**WHAT TO WORK ON:** Copy out the entries exactly, from the first line to the last.

(Data records)

##########

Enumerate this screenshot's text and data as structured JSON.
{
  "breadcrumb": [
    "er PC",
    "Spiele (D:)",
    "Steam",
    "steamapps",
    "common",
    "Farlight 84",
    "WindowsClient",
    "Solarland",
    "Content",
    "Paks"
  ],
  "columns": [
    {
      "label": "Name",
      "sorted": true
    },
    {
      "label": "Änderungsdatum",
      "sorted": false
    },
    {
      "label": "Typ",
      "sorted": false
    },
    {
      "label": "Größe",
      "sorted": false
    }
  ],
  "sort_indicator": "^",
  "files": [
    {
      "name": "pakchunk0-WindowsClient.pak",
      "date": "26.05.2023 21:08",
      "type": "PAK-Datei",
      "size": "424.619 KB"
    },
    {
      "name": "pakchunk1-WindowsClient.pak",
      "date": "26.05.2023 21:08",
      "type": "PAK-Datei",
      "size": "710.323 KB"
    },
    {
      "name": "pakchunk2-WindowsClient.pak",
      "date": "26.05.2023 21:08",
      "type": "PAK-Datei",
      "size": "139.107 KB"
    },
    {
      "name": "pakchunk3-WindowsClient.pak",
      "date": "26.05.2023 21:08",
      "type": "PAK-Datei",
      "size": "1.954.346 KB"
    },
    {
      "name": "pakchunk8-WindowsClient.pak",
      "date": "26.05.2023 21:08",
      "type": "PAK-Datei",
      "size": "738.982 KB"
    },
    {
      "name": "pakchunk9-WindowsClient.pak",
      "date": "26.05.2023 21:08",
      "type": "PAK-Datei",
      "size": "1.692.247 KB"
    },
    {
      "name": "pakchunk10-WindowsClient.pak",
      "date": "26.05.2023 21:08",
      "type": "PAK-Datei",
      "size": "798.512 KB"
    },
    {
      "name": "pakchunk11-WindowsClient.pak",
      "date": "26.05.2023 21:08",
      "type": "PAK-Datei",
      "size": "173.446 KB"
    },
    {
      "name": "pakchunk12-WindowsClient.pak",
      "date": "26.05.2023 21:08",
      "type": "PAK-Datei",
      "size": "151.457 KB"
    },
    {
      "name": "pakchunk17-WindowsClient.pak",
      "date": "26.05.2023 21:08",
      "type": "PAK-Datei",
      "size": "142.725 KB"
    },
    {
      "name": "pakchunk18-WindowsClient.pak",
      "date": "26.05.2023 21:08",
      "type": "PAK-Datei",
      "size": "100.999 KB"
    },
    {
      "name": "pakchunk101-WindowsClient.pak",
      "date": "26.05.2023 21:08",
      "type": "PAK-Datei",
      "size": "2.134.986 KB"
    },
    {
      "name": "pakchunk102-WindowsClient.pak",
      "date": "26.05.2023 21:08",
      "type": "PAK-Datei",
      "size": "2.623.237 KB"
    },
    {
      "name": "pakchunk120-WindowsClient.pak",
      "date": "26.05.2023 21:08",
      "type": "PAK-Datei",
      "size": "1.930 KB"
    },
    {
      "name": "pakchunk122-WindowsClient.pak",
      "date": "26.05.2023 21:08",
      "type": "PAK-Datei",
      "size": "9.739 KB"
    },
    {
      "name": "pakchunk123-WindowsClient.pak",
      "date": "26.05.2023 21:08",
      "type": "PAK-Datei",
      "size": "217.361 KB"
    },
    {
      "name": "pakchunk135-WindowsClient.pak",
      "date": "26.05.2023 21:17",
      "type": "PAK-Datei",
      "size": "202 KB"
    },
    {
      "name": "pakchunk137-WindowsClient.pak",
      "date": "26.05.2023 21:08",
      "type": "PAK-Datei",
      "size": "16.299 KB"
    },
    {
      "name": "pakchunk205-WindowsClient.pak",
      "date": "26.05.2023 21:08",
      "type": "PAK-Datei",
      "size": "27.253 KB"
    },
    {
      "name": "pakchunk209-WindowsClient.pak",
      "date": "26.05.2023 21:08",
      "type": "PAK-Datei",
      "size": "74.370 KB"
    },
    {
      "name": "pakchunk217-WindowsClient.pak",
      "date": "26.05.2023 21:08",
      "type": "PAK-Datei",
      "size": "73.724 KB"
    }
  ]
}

##########

**FINISHED EXERCISE:**
Enumerate this screenshot's text and data as structured JSON.
{
  "breadcrumb": [
    "er PC",
    "Spiele (D:)",
    "Steam",
    "steamapps",
    "common",
    "Farlight 84",
    "WindowsClient",
    "Solarland",
    "Content",
    "Paks"
  ],
  "columns": [
    {
      "label": "Name",
      "sorted": true
    },
    {
      "label": "Änderungsdatum",
      "sorted": false
    },
    {
      "label": "Typ",
      "sorted": false
    },
    {
      "label": "Größe",
      "sorted": false
    }
  ],
  "sort_indicator": "^",
  "files": [
    {
      "name": "pakchunk0-WindowsClient.pak",
      "date": "26.05.2023 21:08",
      "type": "PAK-Datei",
      "size": "424.619 KB"
    },
    {
      "name": "pakchunk1-WindowsClient.pak",
      "date": "26.05.2023 21:08",
      "type": "PAK-Datei",
      "size": "710.323 KB"
    },
    {
      "name": "pakchunk2-WindowsClient.pak",
      "date": "26.05.2023 21:08",
      "type": "PAK-Datei",
      "size": "139.107 KB"
    },
    {
      "name": "pakchunk3-WindowsClient.pak",
      "date": "26.05.2023 21:08",
      "type": "PAK-Datei",
      "size": "1.954.346 KB"
    },
    {
      "name": "pakchunk8-WindowsClient.pak",
      "date": "26.05.2023 21:08",
      "type": "PAK-Datei",
      "size": "738.982 KB"
    },
    {
      "name": "pakchunk9-WindowsClient.pak",
      "date": "26.05.2023 21:08",
      "type": "PAK-Datei",
      "size": "1.692.247 KB"
    },
    {
      "name": "pakchunk10-WindowsClient.pak",
      "date": "26.05.2023 21:08",
      "type": "PAK-Datei",
      "size": "798.512 KB"
    },
    {
      "name": "pakchunk11-WindowsClient.pak",
      "date": "26.05.2023 21:08",
      "type": "PAK-Datei",
      "size": "173.446 KB"
    },
    {
      "name": "pakchunk12-WindowsClient.pak",
      "date": "26.05.2023 21:08",
      "type": "PAK-Datei",
      "size": "151.457 KB"
    },
    {
      "name": "pakchunk17-WindowsClient.pak",
      "date": "26.05.2023 21:08",
      "type": "PAK-Datei",
      "size": "142.725 KB"
    },
    {
      "name": "pakchunk18-WindowsClient.pak",
      "date": "26.05.2023 21:08",
      "type": "PAK-Datei",
      "size": "100.999 KB"
    },
    {
      "name": "pakchunk101-WindowsClient.pak",
      "date": "26.05.2023 21:08",
      "type": "PAK-Datei",
      "size": "2.134.986 KB"
    },
    {
      "name": "pakchunk102-WindowsClient.pak",
      "date": "26.05.2023 21:08",
      "type": "PAK-Datei",
      "size": "2.623.237 KB"
    },
    {
      "name": "pakchunk120-WindowsClient.pak",
      "date": "26.05.2023 21:08",
      "type": "PAK-Datei",
      "size": "1.930 KB"
    },
    {
      "name": "pakchunk122-WindowsClient.pak",
      "date": "26.05.2023 21:08",
      "type": "PAK-Datei",
      "size": "9.739 KB"
    },
    {
      "name": "pakchunk123-WindowsClient.pak",
      "date": "26.05.2023 21:08",
      "type": "PAK-Datei",
      "size": "217.361 KB"
    },
    {
      "name": "pakchunk135-WindowsClient.pak",
      "date": "26.05.2023 21:17",
      "type": "PAK-Datei",
      "size": "202 KB"
    },
    {
      "name": "pakchunk137-WindowsClient.pak",
      "date": "26.05.2023 21:08",
      "type": "PAK-Datei",
      "size": "16.299 KB"
    },
    {
      "name": "pakchunk205-WindowsClient.pak",
      "date": "26.05.2023 21:08",
      "type": "PAK-Datei",
      "size": "27.253 KB"
    },
    {
      "name": "pakchunk209-WindowsClient.pak",
      "date": "26.05.2023 21:08",
      "type": "PAK-Datei",
      "size": "74.370 KB"
    },
    {
      "name": "pakchunk217-WindowsClient.pak",
      "date": "26.05.2023 21:08",
      "type": "PAK-Datei",
      "size": "73.724 KB"
    }
  ]
}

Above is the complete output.